> _WHAT TO WORK ON_: Isolate every line in the records below with "weight" in it.

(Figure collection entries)
★ ★ ★ ★

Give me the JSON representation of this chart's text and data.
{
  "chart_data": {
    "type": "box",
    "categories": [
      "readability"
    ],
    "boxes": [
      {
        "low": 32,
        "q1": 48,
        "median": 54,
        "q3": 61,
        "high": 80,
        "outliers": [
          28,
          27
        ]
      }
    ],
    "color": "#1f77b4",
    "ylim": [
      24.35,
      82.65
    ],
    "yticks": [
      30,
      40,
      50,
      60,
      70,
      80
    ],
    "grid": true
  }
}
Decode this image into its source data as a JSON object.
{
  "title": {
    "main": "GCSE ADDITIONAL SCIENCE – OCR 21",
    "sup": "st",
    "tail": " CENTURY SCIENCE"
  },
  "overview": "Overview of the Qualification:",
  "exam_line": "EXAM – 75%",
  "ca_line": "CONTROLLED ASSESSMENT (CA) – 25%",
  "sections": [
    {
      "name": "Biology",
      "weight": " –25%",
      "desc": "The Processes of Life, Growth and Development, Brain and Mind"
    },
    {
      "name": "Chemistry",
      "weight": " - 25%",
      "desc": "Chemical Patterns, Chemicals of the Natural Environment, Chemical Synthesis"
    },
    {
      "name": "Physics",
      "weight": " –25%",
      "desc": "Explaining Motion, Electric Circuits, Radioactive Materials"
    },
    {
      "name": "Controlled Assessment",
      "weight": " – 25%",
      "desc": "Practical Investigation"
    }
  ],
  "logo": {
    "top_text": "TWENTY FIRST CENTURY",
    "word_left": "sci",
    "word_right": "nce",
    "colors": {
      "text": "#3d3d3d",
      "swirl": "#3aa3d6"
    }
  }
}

★ ★ ★ ★

> _REPLY_:
      "weight": " –25%",
      "weight": " - 25%",
      "weight": " –25%",
      "weight": " – 25%",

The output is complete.